### [Directive]
Extract each line of the data and write it out again exactly.

** Start Stored rows **

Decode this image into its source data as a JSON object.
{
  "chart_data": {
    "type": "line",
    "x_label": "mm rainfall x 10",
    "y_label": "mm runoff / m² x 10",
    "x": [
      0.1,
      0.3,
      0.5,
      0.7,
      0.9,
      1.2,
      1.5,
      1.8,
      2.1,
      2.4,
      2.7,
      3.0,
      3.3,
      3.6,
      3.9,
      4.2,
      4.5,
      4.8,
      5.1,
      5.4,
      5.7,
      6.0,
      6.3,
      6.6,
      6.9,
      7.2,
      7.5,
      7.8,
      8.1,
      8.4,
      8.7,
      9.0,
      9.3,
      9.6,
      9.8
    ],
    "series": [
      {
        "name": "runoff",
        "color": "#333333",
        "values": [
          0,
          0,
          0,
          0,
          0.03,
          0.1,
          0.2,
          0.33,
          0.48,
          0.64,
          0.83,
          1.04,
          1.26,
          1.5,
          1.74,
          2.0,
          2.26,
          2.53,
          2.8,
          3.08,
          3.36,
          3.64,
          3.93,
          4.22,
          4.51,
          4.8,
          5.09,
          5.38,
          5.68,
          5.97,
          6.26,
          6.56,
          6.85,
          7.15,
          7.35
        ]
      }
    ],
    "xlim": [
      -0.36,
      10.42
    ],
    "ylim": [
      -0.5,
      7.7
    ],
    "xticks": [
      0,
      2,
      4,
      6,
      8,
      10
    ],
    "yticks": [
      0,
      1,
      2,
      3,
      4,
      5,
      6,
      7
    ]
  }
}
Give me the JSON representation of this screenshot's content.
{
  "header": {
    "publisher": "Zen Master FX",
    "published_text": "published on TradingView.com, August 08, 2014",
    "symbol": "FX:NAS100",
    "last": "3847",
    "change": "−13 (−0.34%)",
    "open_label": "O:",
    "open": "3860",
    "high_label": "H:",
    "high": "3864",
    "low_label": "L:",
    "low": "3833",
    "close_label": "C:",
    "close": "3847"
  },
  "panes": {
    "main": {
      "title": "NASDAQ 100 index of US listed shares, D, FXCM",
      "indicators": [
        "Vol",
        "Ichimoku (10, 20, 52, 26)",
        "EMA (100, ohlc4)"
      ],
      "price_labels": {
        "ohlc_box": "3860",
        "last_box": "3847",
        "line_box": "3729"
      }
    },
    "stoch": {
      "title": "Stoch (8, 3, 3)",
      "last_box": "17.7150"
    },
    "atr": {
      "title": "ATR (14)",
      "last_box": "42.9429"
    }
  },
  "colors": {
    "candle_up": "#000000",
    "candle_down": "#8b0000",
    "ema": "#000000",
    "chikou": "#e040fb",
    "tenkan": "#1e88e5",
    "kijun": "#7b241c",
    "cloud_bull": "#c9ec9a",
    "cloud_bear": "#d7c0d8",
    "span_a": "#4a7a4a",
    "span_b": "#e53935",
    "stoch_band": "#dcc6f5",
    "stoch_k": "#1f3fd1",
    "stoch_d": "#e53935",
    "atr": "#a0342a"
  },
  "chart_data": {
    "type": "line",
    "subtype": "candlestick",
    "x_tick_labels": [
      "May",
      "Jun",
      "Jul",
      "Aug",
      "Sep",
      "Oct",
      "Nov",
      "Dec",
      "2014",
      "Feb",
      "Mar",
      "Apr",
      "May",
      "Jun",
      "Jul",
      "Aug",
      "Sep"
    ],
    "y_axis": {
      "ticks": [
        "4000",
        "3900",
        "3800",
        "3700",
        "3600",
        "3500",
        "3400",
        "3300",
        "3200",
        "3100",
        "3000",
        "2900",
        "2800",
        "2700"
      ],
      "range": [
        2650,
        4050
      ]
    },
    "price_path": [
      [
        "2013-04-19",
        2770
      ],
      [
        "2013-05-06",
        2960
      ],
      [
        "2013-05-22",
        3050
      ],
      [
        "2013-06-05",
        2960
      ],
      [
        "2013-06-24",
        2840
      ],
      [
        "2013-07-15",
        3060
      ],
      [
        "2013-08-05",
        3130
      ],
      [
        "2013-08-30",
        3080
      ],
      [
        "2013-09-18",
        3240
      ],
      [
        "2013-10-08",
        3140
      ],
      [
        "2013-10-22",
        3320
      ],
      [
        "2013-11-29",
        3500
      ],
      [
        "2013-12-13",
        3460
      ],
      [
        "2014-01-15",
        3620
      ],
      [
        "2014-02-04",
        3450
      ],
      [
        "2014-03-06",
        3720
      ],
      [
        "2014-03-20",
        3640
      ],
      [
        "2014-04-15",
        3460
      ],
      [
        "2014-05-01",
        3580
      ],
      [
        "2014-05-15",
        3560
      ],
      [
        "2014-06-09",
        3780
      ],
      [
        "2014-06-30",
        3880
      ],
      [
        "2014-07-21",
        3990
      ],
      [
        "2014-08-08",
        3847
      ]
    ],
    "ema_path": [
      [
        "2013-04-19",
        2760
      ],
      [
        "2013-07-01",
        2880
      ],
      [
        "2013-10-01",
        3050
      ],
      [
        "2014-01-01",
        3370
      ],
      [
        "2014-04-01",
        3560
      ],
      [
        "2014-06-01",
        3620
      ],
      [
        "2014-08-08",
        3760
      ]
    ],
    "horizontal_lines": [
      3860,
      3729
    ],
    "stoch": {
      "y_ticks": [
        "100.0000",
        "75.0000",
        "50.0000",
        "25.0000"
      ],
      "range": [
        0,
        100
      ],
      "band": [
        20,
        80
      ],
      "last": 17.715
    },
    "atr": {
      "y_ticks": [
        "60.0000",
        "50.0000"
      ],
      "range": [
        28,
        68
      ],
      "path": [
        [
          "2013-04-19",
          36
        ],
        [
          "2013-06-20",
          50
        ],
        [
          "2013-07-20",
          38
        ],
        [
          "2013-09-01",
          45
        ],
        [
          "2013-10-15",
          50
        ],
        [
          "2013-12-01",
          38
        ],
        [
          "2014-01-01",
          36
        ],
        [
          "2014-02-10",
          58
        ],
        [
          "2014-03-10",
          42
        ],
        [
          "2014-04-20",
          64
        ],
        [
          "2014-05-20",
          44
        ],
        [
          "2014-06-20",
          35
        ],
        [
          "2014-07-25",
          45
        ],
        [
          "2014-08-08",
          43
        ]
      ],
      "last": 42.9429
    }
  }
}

** End Stored rows **

### [Written solution]
Decode this image into its source data as a JSON object.
{
  "chart_data": {
    "type": "line",
    "x_label": "mm rainfall x 10",
    "y_label": "mm runoff / m² x 10",
    "x": [
      0.1,
      0.3,
      0.5,
      0.7,
      0.9,
      1.2,
      1.5,
      1.8,
      2.1,
      2.4,
      2.7,
      3.0,
      3.3,
      3.6,
      3.9,
      4.2,
      4.5,
      4.8,
      5.1,
      5.4,
      5.7,
      6.0,
      6.3,
      6.6,
      6.9,
      7.2,
      7.5,
      7.8,
      8.1,
      8.4,
      8.7,
      9.0,
      9.3,
      9.6,
      9.8
    ],
    "series": [
      {
        "name": "runoff",
        "color": "#333333",
        "values": [
          0,
          0,
          0,
          0,
          0.03,
          0.1,
          0.2,
          0.33,
          0.48,
          0.64,
          0.83,
          1.04,
          1.26,
          1.5,
          1.74,
          2.0,
          2.26,
          2.53,
          2.8,
          3.08,
          3.36,
          3.64,
          3.93,
          4.22,
          4.51,
          4.8,
          5.09,
          5.38,
          5.68,
          5.97,
          6.26,
          6.56,
          6.85,
          7.15,
          7.35
        ]
      }
    ],
    "xlim": [
      -0.36,
      10.42
    ],
    "ylim": [
      -0.5,
      7.7
    ],
    "xticks": [
      0,
      2,
      4,
      6,
      8,
      10
    ],
    "yticks": [
      0,
      1,
      2,
      3,
      4,
      5,
      6,
      7
    ]
  }
}
Give me the JSON representation of this screenshot's content.
{
  "header": {
    "publisher": "Zen Master FX",
    "published_text": "published on TradingView.com, August 08, 2014",
    "symbol": "FX:NAS100",
    "last": "3847",
    "change": "−13 (−0.34%)",
    "open_label": "O:",
    "open": "3860",
    "high_label": "H:",
    "high": "3864",
    "low_label": "L:",
    "low": "3833",
    "close_label": "C:",
    "close": "3847"
  },
  "panes": {
    "main": {
      "title": "NASDAQ 100 index of US listed shares, D, FXCM",
      "indicators": [
        "Vol",
        "Ichimoku (10, 20, 52, 26)",
        "EMA (100, ohlc4)"
      ],
      "price_labels": {
        "ohlc_box": "3860",
        "last_box": "3847",
        "line_box": "3729"
      }
    },
    "stoch": {
      "title": "Stoch (8, 3, 3)",
      "last_box": "17.7150"
    },
    "atr": {
      "title": "ATR (14)",
      "last_box": "42.9429"
    }
  },
  "colors": {
    "candle_up": "#000000",
    "candle_down": "#8b0000",
    "ema": "#000000",
    "chikou": "#e040fb",
    "tenkan": "#1e88e5",
    "kijun": "#7b241c",
    "cloud_bull": "#c9ec9a",
    "cloud_bear": "#d7c0d8",
    "span_a": "#4a7a4a",
    "span_b": "#e53935",
    "stoch_band": "#dcc6f5",
    "stoch_k": "#1f3fd1",
    "stoch_d": "#e53935",
    "atr": "#a0342a"
  },
  "chart_data": {
    "type": "line",
    "subtype": "candlestick",
    "x_tick_labels": [
      "May",
      "Jun",
      "Jul",
      "Aug",
      "Sep",
      "Oct",
      "Nov",
      "Dec",
      "2014",
      "Feb",
      "Mar",
      "Apr",
      "May",
      "Jun",
      "Jul",
      "Aug",
      "Sep"
    ],
    "y_axis": {
      "ticks": [
        "4000",
        "3900",
        "3800",
        "3700",
        "3600",
        "3500",
        "3400",
        "3300",
        "3200",
        "3100",
        "3000",
        "2900",
        "2800",
        "2700"
      ],
      "range": [
        2650,
        4050
      ]
    },
    "price_path": [
      [
        "2013-04-19",
        2770
      ],
      [
        "2013-05-06",
        2960
      ],
      [
        "2013-05-22",
        3050
      ],
      [
        "2013-06-05",
        2960
      ],
      [
        "2013-06-24",
        2840
      ],
      [
        "2013-07-15",
        3060
      ],
      [
        "2013-08-05",
        3130
      ],
      [
        "2013-08-30",
        3080
      ],
      [
        "2013-09-18",
        3240
      ],
      [
        "2013-10-08",
        3140
      ],
      [
        "2013-10-22",
        3320
      ],
      [
        "2013-11-29",
        3500
      ],
      [
        "2013-12-13",
        3460
      ],
      [
        "2014-01-15",
        3620
      ],
      [
        "2014-02-04",
        3450
      ],
      [
        "2014-03-06",
        3720
      ],
      [
        "2014-03-20",
        3640
      ],
      [
        "2014-04-15",
        3460
      ],
      [
        "2014-05-01",
        3580
      ],
      [
        "2014-05-15",
        3560
      ],
      [
        "2014-06-09",
        3780
      ],
      [
        "2014-06-30",
        3880
      ],
      [
        "2014-07-21",
        3990
      ],
      [
        "2014-08-08",
        3847
      ]
    ],
    "ema_path": [
      [
        "2013-04-19",
        2760
      ],
      [
        "2013-07-01",
        2880
      ],
      [
        "2013-10-01",
        3050
      ],
      [
        "2014-01-01",
        3370
      ],
      [
        "2014-04-01",
        3560
      ],
      [
        "2014-06-01",
        3620
      ],
      [
        "2014-08-08",
        3760
      ]
    ],
    "horizontal_lines": [
      3860,
      3729
    ],
    "stoch": {
      "y_ticks": [
        "100.0000",
        "75.0000",
        "50.0000",
        "25.0000"
      ],
      "range": [
        0,
        100
      ],
      "band": [
        20,
        80
      ],
      "last": 17.715
    },
    "atr": {
      "y_ticks": [
        "60.0000",
        "50.0000"
      ],
      "range": [
        28,
        68
      ],
      "path": [
        [
          "2013-04-19",
          36
        ],
        [
          "2013-06-20",
          50
        ],
        [
          "2013-07-20",
          38
        ],
        [
          "2013-09-01",
          45
        ],
        [
          "2013-10-15",
          50
        ],
        [
          "2013-12-01",
          38
        ],
        [
          "2014-01-01",
          36
        ],
        [
          "2014-02-10",
          58
        ],
        [
          "2014-03-10",
          42
        ],
        [
          "2014-04-20",
          64
        ],
        [
          "2014-05-20",
          44
        ],
        [
          "2014-06-20",
          35
        ],
        [
          "2014-07-25",
          45
        ],
        [
          "2014-08-08",
          43
        ]
      ],
      "last": 42.9429
    }
  }
}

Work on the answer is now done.